_WHAT TO PRODUCE_: All entries are to be given again verbatim.

_RECORDS SUPPLIED_:
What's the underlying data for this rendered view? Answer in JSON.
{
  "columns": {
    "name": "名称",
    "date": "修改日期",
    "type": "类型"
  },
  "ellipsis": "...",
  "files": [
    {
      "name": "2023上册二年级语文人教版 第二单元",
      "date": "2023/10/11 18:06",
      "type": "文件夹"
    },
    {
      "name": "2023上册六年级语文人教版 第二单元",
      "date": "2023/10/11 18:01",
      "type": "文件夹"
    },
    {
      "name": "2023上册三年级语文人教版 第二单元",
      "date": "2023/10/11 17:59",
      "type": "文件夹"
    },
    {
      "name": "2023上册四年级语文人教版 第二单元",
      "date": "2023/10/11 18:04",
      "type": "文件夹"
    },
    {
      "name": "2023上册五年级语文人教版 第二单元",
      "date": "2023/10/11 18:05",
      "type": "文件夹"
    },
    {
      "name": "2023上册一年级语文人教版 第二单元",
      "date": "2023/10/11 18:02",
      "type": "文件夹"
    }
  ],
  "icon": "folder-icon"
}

_REPLY TO THE EXERCISE_:
What's the underlying data for this rendered view? Answer in JSON.
{
  "columns": {
    "name": "名称",
    "date": "修改日期",
    "type": "类型"
  },
  "ellipsis": "...",
  "files": [
    {
      "name": "2023上册二年级语文人教版 第二单元",
      "date": "2023/10/11 18:06",
      "type": "文件夹"
    },
    {
      "name": "2023上册六年级语文人教版 第二单元",
      "date": "2023/10/11 18:01",
      "type": "文件夹"
    },
    {
      "name": "2023上册三年级语文人教版 第二单元",
      "date": "2023/10/11 17:59",
      "type": "文件夹"
    },
    {
      "name": "2023上册四年级语文人教版 第二单元",
      "date": "2023/10/11 18:04",
      "type": "文件夹"
    },
    {
      "name": "2023上册五年级语文人教版 第二单元",
      "date": "2023/10/11 18:05",
      "type": "文件夹"
    },
    {
      "name": "2023上册一年级语文人教版 第二单元",
      "date": "2023/10/11 18:02",
      "type": "文件夹"
    }
  ],
  "icon": "folder-icon"
}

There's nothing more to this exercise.